◆ CHALLENGES:
• a. In two sentences, sum up what the song recommender text covers.
• b. Check each statement against the song recommender text and answer yes or no, quoting the words that decide it: (i) The UVD recommender's top 10 list begins with song 10718. (ii) NMF has an average absolute error of 0.0391. (iii) The comparison of recommendation results covers three models.

◆ GIVEN PASSAGE:
TruncatedSVD_top_10 = unrated_items_by_pred_rating[:n]
TruncatedSVD_top_100 = unrated_items_by_pred_rating[:(n * 10)]
print('UVD recommender recommends top ' + str(n) +' songs:', '\n', str(TruncatedSVD_top_10))

UVD recommender recommends top 10 songs: 
 [10718, 6837, 4440, 10605, 21281, 1170, 21562, 51347, 51348, 6422]


In [112]:
### check errors
# truth
ratings_true = ratings_mat[user_id, items_rated_by_this_user].todense()
# prediction
ratings_pred = pred_ratings[items_rated_by_this_user]
# print(list(zip(np.array(ratings_true).squeeze(),ratings_pred)))
err_one_user = ratings_true-ratings_pred
# print(err_one_user)
print("average_abs_err:", abs(err_one_user).mean())

average_abs_err: 0.03912211740335811


### The average absolute error of UVD is 0.0391, which is very close to 0.0137 of NMF.

### 2.4 Specific recommendation results comparison and insights

### Next we compare the recommendation results for 'user with user_number = 100' generated by the four models above.

#### We generate the overlap tabel of the top_10 results given by the four models for 'user with user_number = 100'

In [117]:
top10_overlap = pd.DataFrame([len(np.intersect1d(Popularity_based_top_10, Item_Item_top_10)),
                                   len(np.intersect1d(Popularity_based_top_10, TruncatedSVD_top_10)),
                                   len(np.intersect1d(Popularity_based_top_10, NMF_top_10)),
                                   len(np.intersect1d(Item_Item_top_10, NMF_top_10)),
                                   len(np.intersect1d(Item_Item_top_10, TruncatedSVD_top_10)),
                                   len(np.intersect1d(NMF_top_10, TruncatedSVD_top_10)),
                                   len(np.intersect1d(np.intersect1d(np.intersect1d(Popularity_based_top_10, Item_Item_top_10), NMF_top_10), TruncatedSVD_top_10))],
                                 index = ['Popularity-based_with_Item-Item',
                                           'Popularity-based_with_NMF',
                                           'Popularity-based_with_UVD',
                                           'Item-Item_with_NMF',
                                           'Item-Item_with_UVD',
                                           'NMF_with_UVD',
                                           'Popularity-based_with_Item-Item_with_NMF_with_UVD'],
                                 columns = ['number_of_same_recommended_songs_in_top_10'])
print('The overlap of the top 10 recommendation generated by these four models')

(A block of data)

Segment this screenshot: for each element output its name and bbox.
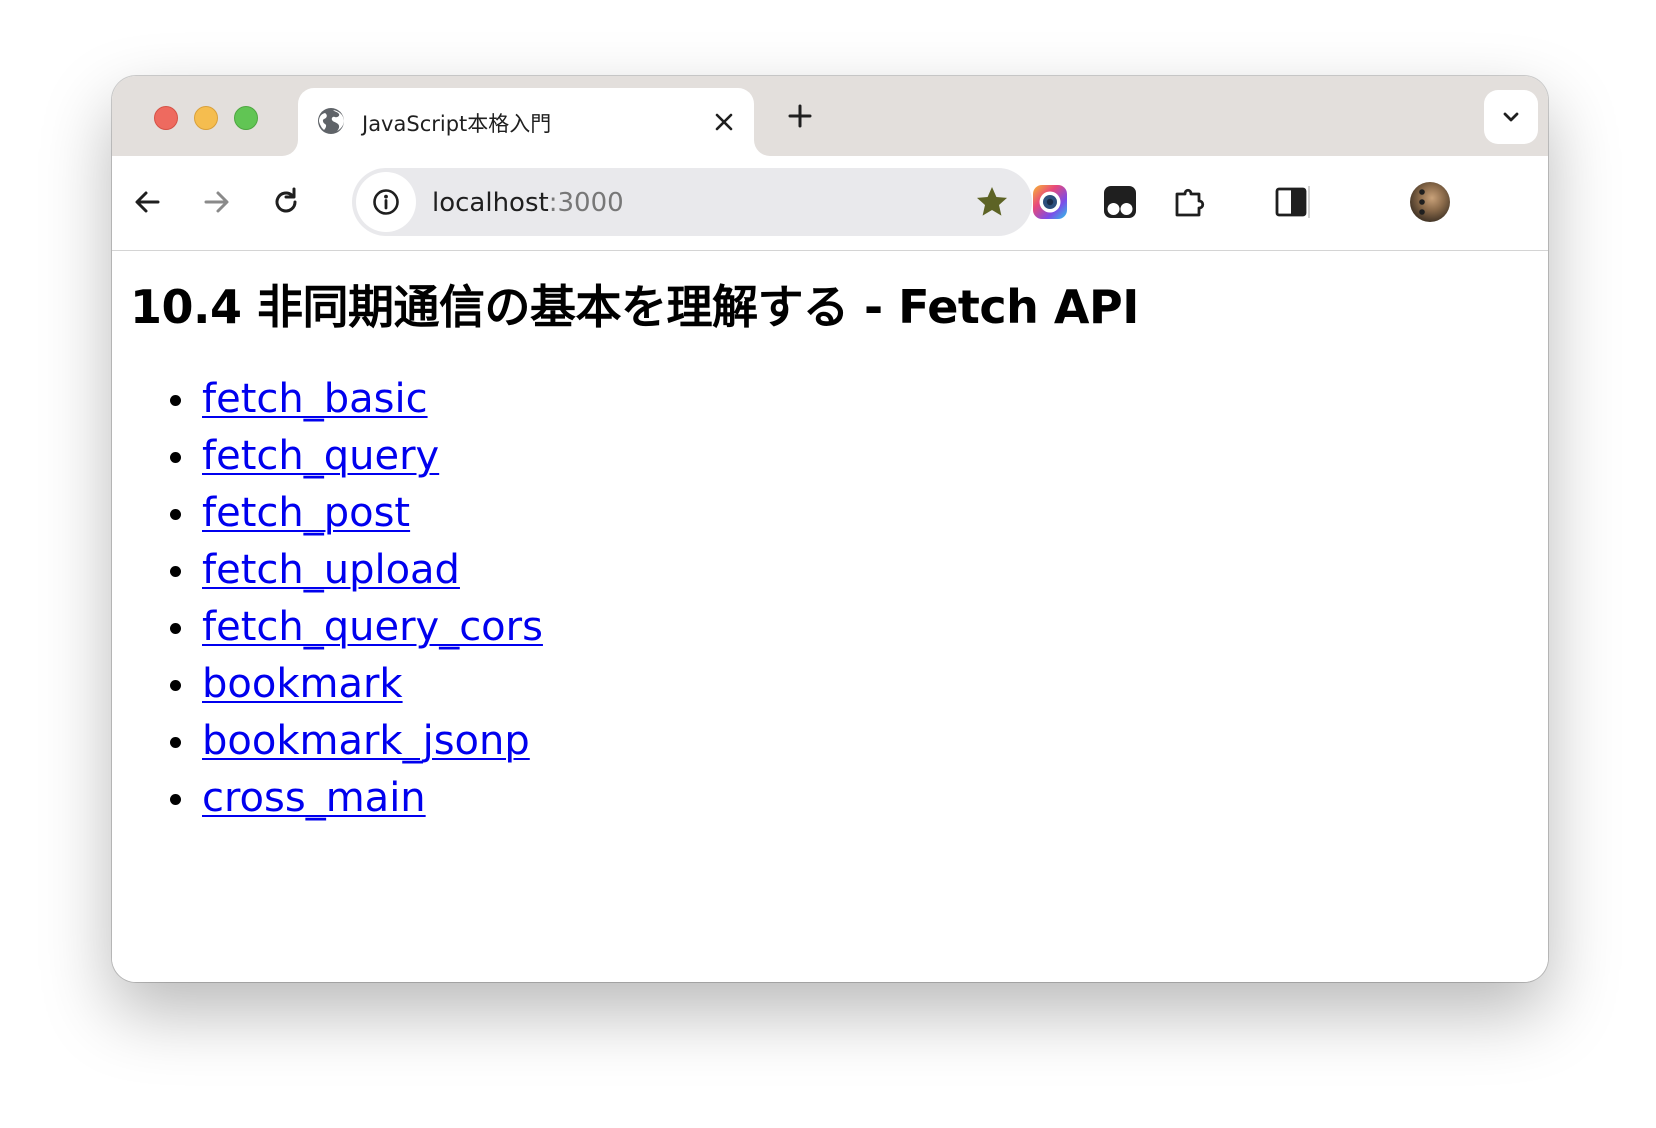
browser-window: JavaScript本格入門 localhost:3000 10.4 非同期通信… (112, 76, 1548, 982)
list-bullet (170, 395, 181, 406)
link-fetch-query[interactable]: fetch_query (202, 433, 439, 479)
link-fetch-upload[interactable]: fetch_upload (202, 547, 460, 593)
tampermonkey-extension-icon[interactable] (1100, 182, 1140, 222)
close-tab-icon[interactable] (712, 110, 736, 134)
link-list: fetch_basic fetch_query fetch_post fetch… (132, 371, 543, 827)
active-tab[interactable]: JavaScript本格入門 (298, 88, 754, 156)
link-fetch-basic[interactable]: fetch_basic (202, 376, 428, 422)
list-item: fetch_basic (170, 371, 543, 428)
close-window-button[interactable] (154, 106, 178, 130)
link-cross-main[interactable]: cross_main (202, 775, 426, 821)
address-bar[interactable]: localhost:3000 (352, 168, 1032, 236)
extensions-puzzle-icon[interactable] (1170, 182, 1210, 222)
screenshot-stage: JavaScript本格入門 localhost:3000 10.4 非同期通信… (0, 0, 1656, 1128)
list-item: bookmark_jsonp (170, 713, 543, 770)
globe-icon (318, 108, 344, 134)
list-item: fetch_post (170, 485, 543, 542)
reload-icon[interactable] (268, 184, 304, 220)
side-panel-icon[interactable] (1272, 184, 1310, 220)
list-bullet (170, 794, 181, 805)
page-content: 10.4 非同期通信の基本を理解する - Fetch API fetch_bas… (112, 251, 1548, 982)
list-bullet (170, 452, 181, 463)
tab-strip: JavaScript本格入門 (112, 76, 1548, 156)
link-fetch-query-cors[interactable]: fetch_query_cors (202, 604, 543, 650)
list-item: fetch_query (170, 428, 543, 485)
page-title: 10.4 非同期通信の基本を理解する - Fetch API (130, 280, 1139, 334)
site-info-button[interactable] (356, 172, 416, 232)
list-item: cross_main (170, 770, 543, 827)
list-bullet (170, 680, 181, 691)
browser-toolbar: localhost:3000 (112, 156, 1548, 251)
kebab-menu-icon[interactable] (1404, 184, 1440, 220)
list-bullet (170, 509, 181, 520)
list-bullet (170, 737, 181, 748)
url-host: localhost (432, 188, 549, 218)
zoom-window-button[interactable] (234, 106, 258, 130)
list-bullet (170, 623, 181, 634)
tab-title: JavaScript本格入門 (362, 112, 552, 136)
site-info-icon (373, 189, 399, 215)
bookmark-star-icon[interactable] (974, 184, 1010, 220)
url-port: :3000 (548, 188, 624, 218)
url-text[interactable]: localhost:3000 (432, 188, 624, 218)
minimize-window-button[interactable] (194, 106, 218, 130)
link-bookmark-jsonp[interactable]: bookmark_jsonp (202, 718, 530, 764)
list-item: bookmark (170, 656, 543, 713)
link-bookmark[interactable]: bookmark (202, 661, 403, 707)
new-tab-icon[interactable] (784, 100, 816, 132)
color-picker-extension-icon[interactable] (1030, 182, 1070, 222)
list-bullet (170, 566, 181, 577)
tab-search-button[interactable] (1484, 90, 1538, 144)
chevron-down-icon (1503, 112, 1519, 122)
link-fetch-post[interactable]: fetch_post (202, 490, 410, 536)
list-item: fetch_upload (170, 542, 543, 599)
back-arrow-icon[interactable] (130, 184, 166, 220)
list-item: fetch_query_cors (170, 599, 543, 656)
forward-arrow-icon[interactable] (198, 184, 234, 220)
--
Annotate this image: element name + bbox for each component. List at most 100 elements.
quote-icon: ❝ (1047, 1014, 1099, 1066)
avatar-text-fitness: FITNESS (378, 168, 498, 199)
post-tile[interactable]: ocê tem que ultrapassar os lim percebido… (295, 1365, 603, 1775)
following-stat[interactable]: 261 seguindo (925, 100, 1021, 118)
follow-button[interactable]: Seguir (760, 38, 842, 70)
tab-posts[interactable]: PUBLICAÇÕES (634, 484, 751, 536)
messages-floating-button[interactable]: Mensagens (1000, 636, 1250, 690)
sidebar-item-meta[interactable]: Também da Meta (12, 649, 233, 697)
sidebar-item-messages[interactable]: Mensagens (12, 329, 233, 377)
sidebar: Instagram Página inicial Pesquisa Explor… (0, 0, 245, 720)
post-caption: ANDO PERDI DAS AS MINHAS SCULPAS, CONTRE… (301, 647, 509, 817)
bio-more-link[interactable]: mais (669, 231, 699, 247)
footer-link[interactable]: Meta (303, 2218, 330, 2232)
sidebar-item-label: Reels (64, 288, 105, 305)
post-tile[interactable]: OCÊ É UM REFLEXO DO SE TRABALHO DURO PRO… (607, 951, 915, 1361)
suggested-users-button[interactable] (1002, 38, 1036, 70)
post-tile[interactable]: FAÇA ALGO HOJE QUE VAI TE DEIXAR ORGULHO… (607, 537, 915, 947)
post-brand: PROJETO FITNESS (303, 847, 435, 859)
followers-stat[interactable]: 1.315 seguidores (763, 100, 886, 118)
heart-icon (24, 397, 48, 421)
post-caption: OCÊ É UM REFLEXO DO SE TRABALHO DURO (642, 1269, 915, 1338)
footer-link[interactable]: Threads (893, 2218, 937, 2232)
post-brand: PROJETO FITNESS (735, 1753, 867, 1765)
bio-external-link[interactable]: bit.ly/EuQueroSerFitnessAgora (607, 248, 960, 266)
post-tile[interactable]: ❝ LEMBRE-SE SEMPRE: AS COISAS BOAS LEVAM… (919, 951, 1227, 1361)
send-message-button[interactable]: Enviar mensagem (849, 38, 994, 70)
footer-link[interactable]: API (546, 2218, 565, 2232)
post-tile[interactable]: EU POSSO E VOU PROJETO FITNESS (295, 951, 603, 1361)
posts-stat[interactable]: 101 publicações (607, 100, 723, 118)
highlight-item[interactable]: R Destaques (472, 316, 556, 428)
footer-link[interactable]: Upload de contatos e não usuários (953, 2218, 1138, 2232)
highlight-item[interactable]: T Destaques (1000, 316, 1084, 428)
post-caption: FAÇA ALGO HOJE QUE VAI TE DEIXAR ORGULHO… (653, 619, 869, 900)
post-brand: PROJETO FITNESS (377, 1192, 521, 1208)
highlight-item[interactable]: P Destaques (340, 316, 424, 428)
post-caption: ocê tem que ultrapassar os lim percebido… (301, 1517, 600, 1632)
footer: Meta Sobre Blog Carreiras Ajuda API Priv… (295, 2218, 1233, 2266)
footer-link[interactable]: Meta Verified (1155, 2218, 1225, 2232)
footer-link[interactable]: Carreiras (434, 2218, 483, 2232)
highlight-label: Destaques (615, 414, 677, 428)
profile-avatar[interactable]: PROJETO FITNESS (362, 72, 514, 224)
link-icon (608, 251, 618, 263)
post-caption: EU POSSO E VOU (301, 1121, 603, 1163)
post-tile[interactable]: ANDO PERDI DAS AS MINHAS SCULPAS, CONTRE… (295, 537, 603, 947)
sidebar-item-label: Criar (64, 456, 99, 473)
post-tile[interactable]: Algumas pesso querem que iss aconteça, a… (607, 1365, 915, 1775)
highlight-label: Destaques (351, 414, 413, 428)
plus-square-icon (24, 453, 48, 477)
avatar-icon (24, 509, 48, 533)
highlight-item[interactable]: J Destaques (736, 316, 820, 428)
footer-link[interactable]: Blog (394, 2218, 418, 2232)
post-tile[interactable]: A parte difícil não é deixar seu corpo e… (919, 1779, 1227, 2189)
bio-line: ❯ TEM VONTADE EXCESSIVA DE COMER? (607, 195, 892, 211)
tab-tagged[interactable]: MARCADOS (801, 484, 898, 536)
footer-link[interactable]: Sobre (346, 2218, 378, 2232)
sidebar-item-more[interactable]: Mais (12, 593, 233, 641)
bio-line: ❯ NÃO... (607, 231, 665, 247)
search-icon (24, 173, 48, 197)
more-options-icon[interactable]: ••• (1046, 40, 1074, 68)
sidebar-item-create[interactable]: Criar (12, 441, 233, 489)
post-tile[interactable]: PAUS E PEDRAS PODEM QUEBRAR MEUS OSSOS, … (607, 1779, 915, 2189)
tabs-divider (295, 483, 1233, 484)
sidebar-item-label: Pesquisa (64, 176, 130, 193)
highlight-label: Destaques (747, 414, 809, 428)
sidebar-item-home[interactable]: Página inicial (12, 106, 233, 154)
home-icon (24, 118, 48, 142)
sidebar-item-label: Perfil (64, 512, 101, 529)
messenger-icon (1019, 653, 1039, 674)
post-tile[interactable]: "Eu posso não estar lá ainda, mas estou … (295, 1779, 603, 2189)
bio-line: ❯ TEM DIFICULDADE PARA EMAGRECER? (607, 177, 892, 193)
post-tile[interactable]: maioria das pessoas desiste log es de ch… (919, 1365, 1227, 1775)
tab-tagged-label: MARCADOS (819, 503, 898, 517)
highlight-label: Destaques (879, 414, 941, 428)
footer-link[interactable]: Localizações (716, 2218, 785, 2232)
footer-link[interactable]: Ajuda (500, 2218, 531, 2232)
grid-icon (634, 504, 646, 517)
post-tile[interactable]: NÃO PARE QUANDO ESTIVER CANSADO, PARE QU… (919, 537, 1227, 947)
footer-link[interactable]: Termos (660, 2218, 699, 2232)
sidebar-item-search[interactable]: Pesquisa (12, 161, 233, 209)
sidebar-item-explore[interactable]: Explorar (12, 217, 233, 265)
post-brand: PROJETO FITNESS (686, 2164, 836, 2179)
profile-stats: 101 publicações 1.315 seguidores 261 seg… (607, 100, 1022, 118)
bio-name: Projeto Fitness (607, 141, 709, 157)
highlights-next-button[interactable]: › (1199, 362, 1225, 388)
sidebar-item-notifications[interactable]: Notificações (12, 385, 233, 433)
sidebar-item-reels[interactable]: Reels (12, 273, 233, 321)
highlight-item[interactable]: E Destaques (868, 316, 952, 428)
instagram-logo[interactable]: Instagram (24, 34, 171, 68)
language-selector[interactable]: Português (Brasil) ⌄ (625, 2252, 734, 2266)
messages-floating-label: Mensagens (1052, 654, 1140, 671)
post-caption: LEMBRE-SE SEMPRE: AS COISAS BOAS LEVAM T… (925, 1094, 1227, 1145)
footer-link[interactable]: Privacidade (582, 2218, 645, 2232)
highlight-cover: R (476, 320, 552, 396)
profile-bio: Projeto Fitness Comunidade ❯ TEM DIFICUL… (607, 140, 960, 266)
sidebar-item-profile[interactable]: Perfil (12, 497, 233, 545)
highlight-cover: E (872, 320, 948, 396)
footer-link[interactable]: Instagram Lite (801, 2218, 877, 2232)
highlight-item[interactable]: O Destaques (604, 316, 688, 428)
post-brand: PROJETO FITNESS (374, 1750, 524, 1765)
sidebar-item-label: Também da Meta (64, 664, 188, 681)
==
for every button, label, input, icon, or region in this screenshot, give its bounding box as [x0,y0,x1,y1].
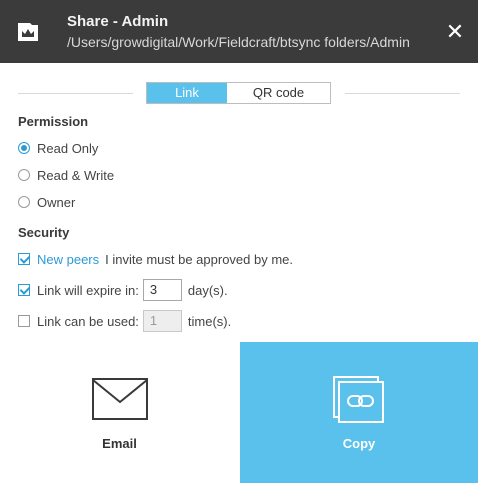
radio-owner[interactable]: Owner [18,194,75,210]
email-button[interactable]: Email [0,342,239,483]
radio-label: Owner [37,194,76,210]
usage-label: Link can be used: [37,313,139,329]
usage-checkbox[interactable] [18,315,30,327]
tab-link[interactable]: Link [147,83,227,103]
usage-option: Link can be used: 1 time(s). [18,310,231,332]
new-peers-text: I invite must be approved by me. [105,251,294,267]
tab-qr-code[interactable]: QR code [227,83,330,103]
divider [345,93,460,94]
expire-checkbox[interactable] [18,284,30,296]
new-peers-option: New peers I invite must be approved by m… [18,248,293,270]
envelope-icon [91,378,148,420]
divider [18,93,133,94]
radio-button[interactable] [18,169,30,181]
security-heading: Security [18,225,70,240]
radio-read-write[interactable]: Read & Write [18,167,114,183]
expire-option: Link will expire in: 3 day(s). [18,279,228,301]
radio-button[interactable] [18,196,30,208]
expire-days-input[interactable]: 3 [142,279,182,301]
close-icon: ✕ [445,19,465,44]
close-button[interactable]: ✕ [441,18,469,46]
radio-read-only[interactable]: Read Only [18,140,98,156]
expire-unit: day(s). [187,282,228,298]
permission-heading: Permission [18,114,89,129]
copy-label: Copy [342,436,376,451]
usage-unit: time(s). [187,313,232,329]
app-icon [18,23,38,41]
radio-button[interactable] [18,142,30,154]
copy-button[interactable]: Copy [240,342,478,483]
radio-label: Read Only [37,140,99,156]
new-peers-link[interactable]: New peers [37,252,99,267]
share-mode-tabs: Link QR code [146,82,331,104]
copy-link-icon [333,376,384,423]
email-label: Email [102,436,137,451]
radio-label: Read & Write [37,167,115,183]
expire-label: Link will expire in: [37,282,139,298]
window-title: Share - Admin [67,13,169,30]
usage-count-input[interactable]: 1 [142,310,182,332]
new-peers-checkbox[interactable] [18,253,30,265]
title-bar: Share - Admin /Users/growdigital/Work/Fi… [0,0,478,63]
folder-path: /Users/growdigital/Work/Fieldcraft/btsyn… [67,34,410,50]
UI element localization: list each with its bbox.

◆ WORKED SOLUTIONS:
• a. The UVD recommender gives its top 10 songs for a user, and when its predictions are checked against that user's true ratings, the average absolute error comes out to 0.0391. The top 10 results from four models are then compared for the user with user_number = 100 by building a table showing how many recommended songs they share.

• b.
(i) Yes: "[10718, 6837, 4440, 10605, 21281, 1170, 21562, 51347, 51348, 6422]"
(ii) No: "The average absolute error of UVD is 0.0391, which is very close to 0.0137 of NMF."
(iii) No: "Next we compare the recommendation results for 'user with user_number = 100' generated by the four models above."